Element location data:
*-*-*
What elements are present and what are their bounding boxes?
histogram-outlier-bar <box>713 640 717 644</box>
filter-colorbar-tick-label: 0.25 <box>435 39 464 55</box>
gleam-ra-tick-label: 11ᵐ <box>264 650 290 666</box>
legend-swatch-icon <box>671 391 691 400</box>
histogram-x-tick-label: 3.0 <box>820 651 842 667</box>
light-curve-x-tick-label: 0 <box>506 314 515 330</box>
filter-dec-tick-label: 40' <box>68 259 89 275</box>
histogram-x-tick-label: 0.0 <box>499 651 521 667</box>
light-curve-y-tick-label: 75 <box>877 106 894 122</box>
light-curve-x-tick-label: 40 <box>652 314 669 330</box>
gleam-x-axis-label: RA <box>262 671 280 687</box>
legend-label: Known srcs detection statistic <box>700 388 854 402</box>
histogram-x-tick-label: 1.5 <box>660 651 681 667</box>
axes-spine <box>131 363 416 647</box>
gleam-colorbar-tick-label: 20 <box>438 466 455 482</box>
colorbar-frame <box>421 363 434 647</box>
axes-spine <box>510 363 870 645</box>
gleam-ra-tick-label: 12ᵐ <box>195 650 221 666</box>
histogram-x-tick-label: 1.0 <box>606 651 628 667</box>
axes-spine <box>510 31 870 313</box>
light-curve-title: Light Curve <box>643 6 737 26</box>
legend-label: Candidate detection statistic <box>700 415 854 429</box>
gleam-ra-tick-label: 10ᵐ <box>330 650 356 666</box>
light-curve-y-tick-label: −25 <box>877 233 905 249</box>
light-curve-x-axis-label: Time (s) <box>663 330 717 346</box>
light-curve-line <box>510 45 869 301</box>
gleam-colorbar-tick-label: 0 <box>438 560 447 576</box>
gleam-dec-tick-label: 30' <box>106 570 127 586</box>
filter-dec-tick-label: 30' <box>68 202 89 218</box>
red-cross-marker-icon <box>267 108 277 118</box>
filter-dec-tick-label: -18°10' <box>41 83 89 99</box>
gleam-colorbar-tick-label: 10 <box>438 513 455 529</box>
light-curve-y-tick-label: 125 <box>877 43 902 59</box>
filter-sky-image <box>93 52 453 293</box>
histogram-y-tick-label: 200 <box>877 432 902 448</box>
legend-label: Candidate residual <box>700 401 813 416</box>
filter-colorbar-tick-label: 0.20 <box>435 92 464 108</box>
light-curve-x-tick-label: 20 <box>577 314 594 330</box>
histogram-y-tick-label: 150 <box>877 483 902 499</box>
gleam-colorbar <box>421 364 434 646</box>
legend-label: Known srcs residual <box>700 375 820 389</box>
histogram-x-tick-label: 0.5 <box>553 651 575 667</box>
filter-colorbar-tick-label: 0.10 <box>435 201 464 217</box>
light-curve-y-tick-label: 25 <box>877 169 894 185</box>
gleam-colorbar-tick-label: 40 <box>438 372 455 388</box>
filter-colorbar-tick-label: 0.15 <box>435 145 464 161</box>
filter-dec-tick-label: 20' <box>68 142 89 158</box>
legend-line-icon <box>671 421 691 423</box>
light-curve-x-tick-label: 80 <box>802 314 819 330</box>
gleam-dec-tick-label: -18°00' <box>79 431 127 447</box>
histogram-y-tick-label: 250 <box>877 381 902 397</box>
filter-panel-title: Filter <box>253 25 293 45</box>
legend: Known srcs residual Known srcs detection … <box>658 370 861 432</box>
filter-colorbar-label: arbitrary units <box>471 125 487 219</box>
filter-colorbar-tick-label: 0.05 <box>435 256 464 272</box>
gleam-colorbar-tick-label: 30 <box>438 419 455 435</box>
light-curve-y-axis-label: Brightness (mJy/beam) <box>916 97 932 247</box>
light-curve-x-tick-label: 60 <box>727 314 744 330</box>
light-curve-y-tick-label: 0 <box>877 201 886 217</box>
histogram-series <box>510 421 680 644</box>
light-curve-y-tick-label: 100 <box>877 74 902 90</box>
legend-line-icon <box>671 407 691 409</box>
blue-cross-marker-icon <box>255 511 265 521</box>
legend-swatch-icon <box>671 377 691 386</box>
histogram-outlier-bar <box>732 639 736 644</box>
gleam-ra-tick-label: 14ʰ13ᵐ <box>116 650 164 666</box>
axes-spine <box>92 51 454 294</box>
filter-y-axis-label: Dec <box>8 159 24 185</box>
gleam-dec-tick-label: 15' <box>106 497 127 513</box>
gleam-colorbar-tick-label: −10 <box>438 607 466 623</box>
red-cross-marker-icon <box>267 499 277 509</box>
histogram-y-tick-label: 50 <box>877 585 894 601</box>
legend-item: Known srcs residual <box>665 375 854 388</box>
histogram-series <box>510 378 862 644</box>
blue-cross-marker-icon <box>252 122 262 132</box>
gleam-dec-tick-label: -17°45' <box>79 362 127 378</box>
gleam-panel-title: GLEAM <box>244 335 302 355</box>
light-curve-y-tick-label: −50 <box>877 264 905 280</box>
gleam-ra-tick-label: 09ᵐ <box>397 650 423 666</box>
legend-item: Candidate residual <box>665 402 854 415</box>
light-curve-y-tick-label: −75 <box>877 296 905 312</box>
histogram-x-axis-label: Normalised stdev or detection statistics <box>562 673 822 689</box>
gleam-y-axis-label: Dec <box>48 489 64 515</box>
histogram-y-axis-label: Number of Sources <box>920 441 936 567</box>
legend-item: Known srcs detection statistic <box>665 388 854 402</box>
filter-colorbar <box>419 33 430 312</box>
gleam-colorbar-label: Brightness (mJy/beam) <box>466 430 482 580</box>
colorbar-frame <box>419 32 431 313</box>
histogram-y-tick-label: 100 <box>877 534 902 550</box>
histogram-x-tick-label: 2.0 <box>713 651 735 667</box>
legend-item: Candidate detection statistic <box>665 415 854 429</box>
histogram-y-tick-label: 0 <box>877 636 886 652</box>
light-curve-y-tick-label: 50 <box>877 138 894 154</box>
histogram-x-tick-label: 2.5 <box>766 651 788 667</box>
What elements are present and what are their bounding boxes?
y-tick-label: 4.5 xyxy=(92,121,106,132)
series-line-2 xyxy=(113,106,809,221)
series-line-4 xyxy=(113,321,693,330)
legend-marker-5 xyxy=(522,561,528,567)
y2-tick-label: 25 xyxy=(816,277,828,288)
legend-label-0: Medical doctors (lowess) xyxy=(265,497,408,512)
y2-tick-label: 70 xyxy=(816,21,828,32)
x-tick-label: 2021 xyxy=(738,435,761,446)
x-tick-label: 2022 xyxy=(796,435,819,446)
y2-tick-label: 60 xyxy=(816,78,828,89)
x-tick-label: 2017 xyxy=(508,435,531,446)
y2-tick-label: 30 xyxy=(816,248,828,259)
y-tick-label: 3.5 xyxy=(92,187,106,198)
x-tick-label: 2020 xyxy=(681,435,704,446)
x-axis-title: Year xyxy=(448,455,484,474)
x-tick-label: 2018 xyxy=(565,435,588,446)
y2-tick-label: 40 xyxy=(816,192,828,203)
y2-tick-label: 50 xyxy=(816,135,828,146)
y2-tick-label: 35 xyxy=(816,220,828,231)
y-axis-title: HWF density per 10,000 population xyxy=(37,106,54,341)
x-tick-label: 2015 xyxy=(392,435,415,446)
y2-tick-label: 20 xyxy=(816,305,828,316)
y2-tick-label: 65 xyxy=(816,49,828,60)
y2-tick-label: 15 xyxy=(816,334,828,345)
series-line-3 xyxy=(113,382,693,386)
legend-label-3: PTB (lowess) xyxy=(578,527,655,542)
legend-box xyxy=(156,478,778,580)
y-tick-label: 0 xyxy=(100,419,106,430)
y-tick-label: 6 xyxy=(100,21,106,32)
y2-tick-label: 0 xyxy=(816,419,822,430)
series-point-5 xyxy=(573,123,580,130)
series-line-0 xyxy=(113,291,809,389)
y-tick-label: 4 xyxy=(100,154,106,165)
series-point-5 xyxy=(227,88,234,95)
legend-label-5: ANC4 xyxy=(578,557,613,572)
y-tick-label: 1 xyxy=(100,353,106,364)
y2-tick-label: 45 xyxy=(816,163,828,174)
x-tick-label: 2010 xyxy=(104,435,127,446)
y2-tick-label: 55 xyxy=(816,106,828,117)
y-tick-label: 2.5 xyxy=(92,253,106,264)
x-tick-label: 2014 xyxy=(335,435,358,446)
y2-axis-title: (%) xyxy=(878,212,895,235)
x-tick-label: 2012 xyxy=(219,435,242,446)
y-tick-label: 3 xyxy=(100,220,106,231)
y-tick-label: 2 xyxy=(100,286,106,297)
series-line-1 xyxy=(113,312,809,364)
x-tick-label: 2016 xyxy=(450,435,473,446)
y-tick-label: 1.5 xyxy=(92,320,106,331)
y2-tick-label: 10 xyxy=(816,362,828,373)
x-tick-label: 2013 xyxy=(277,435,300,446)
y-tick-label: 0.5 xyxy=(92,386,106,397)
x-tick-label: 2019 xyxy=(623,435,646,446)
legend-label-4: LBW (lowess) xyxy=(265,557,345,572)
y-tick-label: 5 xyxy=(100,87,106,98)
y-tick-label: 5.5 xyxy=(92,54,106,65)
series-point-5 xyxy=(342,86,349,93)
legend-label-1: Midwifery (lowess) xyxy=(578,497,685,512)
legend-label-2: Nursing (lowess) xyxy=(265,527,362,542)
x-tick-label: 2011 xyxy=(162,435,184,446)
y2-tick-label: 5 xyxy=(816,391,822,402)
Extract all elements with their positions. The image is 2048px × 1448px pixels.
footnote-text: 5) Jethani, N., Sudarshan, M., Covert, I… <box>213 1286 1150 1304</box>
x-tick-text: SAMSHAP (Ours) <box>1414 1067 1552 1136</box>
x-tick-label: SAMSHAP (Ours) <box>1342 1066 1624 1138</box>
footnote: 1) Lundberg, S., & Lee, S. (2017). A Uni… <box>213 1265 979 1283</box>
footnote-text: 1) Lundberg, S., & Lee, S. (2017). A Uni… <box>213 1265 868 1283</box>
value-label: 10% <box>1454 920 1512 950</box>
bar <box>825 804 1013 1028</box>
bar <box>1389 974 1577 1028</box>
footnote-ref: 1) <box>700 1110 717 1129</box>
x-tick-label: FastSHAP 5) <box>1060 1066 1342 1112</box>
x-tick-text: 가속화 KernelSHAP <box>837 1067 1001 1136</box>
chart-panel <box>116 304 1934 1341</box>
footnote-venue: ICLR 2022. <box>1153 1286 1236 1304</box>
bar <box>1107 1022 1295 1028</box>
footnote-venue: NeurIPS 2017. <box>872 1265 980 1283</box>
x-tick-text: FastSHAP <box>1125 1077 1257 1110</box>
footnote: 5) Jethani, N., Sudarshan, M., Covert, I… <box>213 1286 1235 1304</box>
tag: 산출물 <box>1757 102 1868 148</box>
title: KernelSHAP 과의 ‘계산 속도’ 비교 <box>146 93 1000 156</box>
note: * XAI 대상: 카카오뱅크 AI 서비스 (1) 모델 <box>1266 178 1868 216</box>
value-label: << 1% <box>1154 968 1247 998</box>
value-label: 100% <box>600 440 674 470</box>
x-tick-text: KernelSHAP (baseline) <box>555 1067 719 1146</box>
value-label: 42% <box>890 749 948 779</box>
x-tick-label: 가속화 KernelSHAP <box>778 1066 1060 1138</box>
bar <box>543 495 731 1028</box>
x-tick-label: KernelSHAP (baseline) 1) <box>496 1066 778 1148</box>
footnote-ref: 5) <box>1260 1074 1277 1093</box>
*-*-*
▶ **AIM**:
Update the records from their first line through the line containing "histogram-x-tick-label: 3.0 <box>820", both included, by replacing "legend-swatch-icon" with "legend-marker-icon" and leaving everything else unchanged. Give only those lines.

▶ **COMPLETED TASK**:
What elements are present and what are their bounding boxes?
histogram-outlier-bar <box>713 640 717 644</box>
filter-colorbar-tick-label: 0.25 <box>435 39 464 55</box>
gleam-ra-tick-label: 11ᵐ <box>264 650 290 666</box>
legend-marker-icon <box>671 391 691 400</box>
histogram-x-tick-label: 3.0 <box>820 651 842 667</box>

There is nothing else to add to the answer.